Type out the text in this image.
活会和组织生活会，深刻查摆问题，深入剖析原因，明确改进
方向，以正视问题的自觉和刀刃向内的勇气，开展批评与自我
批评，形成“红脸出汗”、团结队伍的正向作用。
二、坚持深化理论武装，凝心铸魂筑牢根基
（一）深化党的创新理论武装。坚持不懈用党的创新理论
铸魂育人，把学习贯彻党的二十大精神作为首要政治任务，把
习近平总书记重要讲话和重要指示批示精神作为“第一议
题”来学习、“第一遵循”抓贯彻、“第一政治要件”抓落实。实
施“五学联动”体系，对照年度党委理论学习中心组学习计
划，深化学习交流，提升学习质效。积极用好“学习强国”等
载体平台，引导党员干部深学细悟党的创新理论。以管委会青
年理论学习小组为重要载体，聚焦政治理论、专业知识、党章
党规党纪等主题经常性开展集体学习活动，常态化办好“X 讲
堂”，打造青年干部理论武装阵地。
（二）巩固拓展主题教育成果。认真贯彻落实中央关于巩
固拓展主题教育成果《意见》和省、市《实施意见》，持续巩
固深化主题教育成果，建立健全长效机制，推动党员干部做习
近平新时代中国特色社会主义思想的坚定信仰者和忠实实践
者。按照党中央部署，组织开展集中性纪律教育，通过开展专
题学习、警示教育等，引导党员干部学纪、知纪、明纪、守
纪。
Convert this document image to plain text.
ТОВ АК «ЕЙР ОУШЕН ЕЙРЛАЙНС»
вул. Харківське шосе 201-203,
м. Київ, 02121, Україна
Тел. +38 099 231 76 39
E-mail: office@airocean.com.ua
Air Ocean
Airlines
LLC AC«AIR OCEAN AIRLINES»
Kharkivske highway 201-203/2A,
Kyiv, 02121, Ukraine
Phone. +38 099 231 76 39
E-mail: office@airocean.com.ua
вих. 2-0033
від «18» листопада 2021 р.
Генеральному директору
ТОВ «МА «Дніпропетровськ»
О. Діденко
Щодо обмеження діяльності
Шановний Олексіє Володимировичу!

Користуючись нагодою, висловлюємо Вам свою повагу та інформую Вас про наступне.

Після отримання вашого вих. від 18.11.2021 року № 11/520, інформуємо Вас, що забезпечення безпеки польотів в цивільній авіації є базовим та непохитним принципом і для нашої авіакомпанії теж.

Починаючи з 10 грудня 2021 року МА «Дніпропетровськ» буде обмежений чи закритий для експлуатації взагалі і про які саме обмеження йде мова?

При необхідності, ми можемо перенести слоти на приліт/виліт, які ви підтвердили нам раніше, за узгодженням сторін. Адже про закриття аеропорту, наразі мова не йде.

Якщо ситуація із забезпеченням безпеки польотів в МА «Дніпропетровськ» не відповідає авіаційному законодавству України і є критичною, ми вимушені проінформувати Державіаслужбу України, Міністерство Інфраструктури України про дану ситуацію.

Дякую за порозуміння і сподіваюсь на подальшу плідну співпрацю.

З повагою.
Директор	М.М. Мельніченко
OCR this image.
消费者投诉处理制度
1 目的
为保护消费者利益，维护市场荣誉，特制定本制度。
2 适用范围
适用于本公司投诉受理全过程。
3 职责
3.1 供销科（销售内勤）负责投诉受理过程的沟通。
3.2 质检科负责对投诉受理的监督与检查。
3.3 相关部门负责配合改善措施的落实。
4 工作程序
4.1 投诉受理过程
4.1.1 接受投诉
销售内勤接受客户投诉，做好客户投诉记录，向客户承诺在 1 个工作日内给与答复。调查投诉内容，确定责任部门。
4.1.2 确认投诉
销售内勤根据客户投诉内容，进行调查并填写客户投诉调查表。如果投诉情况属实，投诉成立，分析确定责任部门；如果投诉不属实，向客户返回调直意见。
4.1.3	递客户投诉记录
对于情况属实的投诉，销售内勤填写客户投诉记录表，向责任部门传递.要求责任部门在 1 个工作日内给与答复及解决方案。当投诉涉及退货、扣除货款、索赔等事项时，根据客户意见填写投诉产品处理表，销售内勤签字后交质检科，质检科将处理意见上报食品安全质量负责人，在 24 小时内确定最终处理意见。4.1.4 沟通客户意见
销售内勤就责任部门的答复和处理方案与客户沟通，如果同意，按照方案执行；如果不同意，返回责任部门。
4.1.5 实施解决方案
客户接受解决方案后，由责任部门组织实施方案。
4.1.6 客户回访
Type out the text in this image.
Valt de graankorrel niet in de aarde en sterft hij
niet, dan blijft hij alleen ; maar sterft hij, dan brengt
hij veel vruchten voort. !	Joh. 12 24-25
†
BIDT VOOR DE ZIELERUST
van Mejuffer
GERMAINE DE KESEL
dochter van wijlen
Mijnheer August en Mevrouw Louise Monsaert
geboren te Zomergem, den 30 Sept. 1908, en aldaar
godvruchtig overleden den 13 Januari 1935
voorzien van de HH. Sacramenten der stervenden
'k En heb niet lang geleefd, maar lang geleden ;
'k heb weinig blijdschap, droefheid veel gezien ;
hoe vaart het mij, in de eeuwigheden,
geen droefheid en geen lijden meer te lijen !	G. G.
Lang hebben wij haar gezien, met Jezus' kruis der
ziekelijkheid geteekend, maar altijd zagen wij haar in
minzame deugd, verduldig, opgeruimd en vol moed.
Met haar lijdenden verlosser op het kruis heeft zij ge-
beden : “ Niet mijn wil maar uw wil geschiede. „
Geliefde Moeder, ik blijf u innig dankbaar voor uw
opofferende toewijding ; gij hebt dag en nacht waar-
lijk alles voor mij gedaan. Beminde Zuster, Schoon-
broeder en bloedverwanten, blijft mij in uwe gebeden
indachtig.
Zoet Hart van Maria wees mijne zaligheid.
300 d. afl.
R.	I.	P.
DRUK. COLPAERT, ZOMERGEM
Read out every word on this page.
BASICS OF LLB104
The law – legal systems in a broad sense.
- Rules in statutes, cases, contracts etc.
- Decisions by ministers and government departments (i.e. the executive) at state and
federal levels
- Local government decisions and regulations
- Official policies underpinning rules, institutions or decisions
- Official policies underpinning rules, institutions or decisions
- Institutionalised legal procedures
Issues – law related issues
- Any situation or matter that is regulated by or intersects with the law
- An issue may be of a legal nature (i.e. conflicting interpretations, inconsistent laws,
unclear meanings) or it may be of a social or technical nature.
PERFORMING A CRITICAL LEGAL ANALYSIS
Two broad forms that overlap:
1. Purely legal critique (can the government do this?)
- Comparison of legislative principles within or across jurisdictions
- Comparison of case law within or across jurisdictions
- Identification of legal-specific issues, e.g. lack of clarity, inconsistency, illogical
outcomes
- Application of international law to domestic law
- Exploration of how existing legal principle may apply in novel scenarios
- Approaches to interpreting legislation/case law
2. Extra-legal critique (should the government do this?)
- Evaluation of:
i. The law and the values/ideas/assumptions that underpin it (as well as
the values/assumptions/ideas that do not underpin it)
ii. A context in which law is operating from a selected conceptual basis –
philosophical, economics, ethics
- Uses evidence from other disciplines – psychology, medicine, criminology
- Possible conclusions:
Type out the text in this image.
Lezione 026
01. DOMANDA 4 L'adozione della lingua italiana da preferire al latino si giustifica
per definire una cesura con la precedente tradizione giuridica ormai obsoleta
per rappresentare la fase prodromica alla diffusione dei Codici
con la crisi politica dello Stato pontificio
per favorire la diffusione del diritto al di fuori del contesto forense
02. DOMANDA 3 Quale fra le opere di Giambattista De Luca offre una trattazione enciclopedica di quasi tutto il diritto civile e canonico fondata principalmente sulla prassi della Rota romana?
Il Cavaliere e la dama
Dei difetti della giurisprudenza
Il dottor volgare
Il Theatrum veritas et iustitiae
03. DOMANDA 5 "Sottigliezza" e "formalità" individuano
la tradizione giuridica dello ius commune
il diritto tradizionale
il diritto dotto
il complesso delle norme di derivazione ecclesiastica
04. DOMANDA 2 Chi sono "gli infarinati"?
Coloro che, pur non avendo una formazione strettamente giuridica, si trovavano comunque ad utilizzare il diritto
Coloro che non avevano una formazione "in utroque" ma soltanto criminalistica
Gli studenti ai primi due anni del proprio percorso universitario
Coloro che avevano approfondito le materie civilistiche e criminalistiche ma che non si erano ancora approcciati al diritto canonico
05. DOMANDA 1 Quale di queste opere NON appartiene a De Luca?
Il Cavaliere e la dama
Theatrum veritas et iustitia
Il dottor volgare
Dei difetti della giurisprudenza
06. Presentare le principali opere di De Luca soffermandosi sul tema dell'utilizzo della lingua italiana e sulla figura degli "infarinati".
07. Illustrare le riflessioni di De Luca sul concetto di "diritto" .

• [Work to complete] Look through the material above and work out how many of its lines contain "government". State the number only.

• [Answer for the task] 4